◆ **SET EXERCISE**
Report how many lines hold the string "Trsnjek". Give the number and nothing else.

** Begin DATA IN THIS EXERCISE **

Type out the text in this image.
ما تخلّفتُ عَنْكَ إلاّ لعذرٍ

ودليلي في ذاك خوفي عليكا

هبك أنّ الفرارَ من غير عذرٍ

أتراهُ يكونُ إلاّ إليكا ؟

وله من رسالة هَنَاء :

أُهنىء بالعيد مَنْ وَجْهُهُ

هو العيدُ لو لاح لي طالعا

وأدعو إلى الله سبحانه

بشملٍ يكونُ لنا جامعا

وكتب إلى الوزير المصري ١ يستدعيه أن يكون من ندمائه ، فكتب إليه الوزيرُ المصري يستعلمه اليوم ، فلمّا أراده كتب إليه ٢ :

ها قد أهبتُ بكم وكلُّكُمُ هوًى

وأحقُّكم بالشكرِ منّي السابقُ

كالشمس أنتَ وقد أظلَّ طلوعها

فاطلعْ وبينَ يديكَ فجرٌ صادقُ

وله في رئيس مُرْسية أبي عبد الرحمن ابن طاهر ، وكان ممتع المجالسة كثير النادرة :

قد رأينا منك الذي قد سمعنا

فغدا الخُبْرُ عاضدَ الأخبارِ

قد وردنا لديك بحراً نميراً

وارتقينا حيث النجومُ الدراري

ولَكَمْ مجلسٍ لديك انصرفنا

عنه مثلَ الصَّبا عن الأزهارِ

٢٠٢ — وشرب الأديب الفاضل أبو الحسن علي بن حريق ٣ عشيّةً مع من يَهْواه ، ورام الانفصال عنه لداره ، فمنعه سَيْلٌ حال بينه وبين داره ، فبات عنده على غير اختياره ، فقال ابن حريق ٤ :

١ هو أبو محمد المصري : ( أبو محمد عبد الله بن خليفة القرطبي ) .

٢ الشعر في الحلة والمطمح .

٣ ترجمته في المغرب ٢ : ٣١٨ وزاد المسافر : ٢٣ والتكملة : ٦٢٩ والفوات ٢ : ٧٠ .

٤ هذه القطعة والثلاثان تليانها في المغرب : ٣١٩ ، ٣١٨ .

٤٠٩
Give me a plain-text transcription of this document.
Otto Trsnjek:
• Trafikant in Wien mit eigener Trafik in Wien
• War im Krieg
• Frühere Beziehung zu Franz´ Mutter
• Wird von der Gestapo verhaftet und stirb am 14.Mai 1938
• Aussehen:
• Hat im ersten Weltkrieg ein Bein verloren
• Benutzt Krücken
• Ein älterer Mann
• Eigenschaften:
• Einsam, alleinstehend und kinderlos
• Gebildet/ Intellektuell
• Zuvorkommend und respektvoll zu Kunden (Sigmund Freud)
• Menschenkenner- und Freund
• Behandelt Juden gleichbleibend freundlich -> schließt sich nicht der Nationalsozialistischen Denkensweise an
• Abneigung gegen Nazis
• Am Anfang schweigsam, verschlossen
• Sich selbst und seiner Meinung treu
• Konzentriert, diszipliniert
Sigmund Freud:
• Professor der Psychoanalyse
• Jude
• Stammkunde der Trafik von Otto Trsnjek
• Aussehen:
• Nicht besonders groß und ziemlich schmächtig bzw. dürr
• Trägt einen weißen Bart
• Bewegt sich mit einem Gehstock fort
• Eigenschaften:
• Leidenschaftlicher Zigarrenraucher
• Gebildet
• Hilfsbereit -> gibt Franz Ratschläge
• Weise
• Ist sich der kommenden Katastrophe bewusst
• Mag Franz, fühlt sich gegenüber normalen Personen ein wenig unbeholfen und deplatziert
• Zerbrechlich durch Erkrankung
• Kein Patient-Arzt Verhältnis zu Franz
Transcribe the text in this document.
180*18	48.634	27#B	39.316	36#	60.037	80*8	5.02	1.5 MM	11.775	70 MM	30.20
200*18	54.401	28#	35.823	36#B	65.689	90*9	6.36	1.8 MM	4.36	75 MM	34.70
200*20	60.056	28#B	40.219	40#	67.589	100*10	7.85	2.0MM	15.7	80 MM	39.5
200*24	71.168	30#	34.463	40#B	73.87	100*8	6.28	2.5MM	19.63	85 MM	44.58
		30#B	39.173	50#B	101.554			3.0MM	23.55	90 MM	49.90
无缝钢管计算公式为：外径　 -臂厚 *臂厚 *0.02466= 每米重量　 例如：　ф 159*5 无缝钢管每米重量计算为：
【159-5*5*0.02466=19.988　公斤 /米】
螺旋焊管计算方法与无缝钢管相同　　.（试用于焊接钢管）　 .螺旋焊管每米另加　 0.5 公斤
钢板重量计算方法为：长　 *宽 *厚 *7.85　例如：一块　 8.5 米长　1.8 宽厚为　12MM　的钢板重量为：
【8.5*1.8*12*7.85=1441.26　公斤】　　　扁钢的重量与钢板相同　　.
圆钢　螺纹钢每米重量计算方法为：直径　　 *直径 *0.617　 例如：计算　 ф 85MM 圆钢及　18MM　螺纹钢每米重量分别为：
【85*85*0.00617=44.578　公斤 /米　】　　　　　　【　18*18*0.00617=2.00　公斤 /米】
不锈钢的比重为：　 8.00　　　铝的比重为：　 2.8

** End DATA IN THIS EXERCISE **

◆ **TASK SOLUTION**
2